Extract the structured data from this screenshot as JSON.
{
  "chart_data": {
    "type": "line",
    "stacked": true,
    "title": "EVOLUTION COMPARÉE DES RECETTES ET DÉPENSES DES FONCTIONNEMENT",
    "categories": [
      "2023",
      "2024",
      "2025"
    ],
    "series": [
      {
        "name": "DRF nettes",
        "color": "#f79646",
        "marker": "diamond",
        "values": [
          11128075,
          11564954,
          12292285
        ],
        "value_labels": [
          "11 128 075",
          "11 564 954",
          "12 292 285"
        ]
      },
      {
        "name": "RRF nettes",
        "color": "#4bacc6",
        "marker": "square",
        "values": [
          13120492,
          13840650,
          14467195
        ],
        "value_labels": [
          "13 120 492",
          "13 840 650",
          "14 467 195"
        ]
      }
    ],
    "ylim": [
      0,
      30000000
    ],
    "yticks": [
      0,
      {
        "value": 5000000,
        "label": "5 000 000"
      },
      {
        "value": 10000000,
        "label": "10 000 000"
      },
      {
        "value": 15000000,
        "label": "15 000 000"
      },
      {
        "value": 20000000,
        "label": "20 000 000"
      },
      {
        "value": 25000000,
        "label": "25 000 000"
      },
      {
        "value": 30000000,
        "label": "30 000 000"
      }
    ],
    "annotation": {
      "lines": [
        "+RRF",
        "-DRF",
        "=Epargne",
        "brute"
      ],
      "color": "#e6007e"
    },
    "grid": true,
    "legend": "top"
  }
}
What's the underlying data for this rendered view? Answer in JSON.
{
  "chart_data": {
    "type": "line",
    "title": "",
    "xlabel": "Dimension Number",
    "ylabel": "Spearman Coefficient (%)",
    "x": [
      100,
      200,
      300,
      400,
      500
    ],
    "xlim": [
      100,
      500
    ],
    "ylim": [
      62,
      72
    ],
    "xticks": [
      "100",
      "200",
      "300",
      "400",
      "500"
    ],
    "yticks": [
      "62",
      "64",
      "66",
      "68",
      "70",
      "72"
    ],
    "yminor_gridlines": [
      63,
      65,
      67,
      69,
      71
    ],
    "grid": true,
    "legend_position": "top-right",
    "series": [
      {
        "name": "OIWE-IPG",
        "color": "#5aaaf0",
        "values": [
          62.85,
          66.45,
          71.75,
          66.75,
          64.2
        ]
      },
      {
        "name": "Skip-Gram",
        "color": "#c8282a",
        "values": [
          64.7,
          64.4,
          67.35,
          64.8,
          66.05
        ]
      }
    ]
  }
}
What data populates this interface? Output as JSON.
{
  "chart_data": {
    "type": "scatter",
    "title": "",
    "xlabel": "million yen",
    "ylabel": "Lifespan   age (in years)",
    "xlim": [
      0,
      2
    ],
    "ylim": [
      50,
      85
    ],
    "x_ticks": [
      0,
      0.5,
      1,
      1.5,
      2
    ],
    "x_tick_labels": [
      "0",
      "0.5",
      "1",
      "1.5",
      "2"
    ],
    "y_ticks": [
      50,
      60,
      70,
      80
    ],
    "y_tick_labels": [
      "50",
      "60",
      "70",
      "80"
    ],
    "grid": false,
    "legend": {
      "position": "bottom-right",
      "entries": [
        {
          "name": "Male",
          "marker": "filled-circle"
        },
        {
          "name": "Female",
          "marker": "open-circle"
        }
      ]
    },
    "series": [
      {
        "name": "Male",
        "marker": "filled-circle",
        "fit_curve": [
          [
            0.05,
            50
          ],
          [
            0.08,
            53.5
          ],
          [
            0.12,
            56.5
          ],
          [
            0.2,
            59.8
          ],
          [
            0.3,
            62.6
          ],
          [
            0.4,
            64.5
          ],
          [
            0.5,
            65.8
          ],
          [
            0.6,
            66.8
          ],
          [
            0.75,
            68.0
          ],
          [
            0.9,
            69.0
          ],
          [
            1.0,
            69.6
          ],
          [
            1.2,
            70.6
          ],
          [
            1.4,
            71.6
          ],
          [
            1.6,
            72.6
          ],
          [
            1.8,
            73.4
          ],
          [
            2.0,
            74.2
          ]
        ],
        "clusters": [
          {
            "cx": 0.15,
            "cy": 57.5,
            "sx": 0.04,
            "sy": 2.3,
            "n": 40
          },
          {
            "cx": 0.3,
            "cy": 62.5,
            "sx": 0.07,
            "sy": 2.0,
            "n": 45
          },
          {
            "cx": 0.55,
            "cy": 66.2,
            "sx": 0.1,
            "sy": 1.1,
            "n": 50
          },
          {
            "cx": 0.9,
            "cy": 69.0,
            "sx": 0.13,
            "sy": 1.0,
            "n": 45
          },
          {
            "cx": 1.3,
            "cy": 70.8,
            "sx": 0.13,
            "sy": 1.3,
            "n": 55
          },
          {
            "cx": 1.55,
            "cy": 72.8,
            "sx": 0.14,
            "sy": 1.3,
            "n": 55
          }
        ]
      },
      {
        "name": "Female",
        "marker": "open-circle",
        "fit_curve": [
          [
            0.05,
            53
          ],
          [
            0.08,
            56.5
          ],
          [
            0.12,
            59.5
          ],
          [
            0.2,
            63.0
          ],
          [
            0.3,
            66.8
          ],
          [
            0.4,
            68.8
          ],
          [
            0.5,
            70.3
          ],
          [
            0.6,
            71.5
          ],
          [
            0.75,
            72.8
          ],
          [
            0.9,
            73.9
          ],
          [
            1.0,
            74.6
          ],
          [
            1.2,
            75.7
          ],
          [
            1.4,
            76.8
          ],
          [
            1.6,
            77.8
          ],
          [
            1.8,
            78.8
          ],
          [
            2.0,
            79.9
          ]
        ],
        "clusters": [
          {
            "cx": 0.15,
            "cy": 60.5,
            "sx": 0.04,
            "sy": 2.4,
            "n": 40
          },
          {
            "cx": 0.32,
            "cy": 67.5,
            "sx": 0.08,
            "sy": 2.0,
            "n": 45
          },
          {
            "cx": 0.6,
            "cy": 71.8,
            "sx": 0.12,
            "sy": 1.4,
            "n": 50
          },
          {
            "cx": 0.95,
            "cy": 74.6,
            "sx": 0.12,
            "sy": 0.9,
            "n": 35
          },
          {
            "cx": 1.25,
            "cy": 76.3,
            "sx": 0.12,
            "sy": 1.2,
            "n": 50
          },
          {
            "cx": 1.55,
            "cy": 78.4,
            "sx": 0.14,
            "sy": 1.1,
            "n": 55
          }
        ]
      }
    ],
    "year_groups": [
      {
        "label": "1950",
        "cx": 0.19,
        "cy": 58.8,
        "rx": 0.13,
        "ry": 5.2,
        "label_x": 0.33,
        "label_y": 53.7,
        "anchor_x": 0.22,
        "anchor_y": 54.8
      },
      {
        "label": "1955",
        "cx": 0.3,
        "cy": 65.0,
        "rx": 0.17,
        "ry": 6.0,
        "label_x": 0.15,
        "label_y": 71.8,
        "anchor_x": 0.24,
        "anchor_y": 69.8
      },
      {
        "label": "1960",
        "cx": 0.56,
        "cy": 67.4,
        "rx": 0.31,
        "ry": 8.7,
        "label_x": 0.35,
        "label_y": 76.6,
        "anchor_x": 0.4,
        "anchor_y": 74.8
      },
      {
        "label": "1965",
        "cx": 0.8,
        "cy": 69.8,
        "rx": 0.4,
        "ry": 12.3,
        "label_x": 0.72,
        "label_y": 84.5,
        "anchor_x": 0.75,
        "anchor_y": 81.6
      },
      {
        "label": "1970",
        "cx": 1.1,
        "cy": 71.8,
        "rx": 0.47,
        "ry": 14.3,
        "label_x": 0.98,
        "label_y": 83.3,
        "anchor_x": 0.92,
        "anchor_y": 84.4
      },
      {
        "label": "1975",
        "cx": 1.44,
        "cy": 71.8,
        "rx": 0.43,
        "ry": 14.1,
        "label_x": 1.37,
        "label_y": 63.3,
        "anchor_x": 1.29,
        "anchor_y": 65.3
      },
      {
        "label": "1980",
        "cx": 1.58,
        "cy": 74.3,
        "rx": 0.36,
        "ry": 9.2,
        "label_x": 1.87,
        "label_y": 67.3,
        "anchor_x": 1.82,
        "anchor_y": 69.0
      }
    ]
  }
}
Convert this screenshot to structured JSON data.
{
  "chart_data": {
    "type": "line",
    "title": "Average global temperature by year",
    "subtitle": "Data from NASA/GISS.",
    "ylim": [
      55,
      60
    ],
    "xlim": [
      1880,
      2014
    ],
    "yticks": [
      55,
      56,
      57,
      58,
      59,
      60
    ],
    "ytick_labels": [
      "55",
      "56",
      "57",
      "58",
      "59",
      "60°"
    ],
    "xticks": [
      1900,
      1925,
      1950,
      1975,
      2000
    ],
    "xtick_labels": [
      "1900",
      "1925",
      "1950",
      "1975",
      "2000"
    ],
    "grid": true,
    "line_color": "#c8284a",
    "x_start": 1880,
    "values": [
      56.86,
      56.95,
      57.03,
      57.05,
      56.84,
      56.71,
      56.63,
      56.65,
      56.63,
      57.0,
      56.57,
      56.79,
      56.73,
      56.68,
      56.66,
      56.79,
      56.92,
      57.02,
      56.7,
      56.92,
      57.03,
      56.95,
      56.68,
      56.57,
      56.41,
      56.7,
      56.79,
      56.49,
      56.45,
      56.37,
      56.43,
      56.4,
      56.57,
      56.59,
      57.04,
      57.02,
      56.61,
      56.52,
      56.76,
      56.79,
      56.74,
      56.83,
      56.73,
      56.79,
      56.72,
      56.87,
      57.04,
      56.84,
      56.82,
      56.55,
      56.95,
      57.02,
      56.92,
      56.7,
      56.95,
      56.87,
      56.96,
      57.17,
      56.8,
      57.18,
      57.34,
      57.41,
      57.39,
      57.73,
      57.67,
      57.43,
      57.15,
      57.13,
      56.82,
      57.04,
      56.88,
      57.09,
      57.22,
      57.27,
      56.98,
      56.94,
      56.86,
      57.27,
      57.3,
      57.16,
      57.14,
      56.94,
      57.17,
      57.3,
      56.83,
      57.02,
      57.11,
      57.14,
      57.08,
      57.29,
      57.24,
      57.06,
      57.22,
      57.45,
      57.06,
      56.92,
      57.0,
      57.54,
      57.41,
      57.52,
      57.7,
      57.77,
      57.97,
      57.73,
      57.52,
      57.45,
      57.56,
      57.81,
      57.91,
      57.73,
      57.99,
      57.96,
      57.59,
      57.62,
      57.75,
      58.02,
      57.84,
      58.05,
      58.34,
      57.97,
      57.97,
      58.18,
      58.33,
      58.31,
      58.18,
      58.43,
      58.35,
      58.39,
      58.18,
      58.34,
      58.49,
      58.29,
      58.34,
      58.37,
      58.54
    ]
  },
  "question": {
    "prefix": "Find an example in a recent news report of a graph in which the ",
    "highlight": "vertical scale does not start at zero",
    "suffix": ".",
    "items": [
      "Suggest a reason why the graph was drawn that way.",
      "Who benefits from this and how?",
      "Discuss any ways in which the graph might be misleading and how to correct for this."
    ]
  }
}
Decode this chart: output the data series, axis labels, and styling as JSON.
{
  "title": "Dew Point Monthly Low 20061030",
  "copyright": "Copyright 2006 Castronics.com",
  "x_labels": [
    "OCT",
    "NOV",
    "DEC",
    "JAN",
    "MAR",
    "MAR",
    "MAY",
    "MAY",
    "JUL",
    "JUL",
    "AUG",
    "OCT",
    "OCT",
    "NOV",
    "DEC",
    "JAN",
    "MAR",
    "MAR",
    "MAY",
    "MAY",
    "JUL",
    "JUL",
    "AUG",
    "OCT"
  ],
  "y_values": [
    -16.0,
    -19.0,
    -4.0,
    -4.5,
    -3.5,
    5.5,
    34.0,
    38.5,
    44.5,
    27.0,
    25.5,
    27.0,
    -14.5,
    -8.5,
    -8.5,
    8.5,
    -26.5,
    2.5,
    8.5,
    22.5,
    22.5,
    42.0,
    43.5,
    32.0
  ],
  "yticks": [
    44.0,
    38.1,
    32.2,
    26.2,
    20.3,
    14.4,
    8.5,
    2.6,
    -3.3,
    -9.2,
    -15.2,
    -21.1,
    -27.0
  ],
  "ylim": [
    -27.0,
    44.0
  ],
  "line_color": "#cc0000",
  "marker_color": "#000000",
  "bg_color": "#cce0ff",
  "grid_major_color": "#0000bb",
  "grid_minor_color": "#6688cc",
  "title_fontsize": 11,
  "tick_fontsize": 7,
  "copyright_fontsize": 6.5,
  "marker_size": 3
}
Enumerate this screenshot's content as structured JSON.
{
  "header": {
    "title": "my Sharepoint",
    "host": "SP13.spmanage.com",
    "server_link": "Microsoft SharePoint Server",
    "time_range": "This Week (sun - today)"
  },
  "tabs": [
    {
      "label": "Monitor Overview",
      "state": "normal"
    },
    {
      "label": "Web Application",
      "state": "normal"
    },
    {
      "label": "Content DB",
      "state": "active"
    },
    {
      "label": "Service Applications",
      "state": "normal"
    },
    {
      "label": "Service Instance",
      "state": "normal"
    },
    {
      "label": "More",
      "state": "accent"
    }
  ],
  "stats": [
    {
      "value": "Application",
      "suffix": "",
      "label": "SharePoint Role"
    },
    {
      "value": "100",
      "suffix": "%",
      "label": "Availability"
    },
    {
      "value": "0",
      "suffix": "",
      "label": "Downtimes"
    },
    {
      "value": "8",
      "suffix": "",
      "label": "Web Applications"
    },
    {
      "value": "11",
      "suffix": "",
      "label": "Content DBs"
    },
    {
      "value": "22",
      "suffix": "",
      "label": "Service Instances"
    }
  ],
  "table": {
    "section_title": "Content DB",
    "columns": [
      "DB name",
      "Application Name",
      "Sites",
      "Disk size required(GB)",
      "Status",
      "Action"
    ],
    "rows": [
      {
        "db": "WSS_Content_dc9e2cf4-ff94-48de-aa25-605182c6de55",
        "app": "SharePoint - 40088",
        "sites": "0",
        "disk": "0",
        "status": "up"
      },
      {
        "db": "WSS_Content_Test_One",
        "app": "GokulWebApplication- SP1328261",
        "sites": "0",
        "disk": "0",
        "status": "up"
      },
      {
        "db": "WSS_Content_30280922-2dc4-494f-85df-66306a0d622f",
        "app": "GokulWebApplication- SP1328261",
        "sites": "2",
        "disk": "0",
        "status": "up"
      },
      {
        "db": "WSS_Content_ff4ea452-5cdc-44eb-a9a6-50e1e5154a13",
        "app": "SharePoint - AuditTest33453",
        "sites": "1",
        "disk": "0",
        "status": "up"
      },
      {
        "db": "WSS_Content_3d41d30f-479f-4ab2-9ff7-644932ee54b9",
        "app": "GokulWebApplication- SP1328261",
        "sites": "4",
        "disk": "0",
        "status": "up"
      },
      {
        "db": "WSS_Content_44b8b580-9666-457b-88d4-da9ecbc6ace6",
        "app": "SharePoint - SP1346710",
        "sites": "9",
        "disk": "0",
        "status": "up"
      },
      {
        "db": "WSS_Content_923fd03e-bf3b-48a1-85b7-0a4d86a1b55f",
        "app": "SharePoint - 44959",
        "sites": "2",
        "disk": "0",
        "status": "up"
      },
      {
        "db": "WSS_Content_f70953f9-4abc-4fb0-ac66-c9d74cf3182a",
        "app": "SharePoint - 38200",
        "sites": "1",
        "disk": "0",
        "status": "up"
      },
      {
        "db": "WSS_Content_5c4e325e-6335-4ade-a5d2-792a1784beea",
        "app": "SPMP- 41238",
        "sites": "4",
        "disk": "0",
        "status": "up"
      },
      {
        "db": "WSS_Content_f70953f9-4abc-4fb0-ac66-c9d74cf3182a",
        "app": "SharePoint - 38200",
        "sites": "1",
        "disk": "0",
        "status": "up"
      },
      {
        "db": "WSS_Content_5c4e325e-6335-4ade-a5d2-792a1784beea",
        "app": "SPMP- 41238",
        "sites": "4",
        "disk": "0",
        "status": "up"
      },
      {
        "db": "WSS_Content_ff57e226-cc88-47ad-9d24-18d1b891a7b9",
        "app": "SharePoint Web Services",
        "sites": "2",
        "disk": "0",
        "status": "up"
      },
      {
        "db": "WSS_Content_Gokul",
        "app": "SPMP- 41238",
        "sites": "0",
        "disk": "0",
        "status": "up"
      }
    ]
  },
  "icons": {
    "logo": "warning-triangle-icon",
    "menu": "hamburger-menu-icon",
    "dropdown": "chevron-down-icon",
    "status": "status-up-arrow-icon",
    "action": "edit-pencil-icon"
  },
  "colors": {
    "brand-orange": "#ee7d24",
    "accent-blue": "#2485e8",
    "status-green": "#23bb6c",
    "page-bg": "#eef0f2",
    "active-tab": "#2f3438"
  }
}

******

| DIRECTION |
From the material above, gather all lines that include the string "Applications" and copy them.

| FULL RESPONSE |
      "label": "Service Applications",
      "label": "Web Applications"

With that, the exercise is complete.